Written problem: In the post below about Kate Edwards, what symbol does the example place on the wallpaper in the lava level?

Given text:
She’s there to ask one thing: is this game being ignorant?
July 5, 2019 5:56 AM   Subscribe

Kate Edwards helps game developers think about the geography and symbolism in their games in an interview with RPS and a talk from GDC 2016.
Day to day, that means she is there to spot the wayward symbols that pop up in a fantasy game, for example. If the wallpaper in the lava level has a Star of David, Edwards will be the person to ask: why is that there? But there are more complicated examples.

“Some games will take people from a certain culture, and then they make them do things in the game that that culture will never do. Which then makes it instantly a type of cultural or political statement about that particular group which the game developers never intended.”
posted by Stark (6 comments total) 17 users marked this as a favorite
I just read that article! Hadn't seen the GDC talk, but I'll be adding it to my YouTube queue for sure.

It's a little depressing, though, that it seems like a lot of her job just involves asking people to think for like two seconds about an aesthetic choice they didn't even realise was an aesthetic choice.
posted by tobascodagama at 7:25 AM on July 5, 2019

Just read the article over at RPS as well! Even post-acquisition, RPS tends to be on the positive side of "places that write about computer games." They just did a really nice little post on MeFi's Own Heather Flowers' Extreme Meatpunks Forever, too, which is worth a read, and a look!

I think it's a good thing that studios pay someone to perform this service, of providing 3rd-party feedback on the cultural geography of games. I think it will continue to be a good thing even if developers and artists become more culturally aware and aware of their own privilege over time -- my experience as someone who makes things for a living is that it's very easy, as even a creator with good intentions, to miss seemingly-obvious things on all sorts of levels from the mechanical to the ideological. That's why writers have editors, programmers have peer code reviews and so forth. One change I'd like to see is people getting less defensive about feedback like she describes, but that goes hand-in-hand with dismantling white privilege and the patriarchy, IMO.

Given material:

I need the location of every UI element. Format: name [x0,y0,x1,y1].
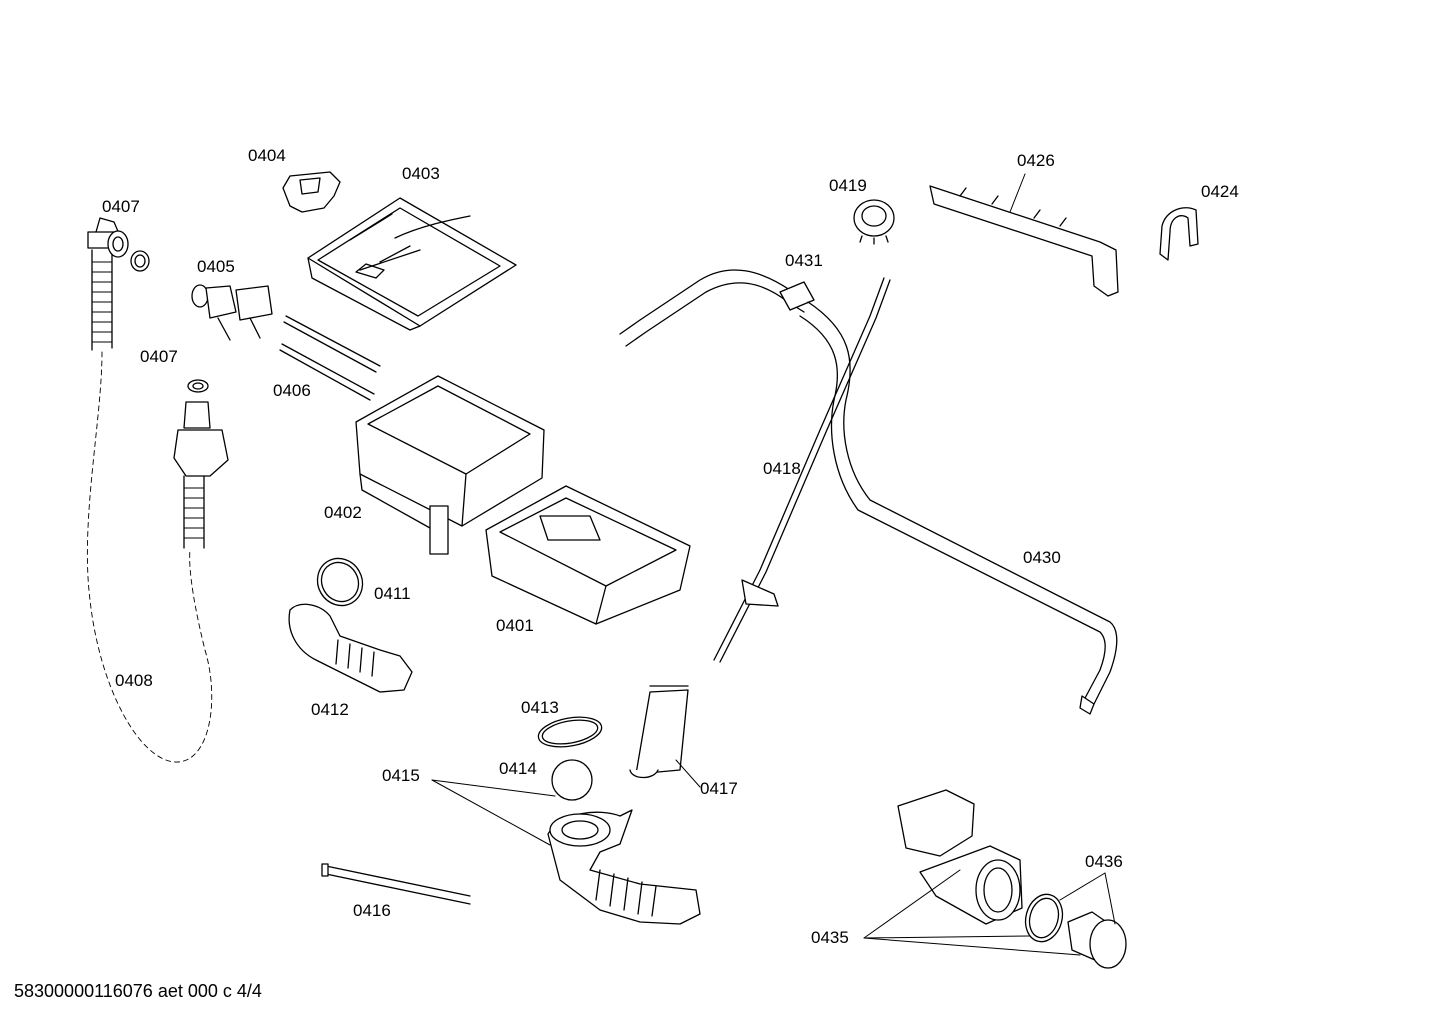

Exercise solution: A Star of David.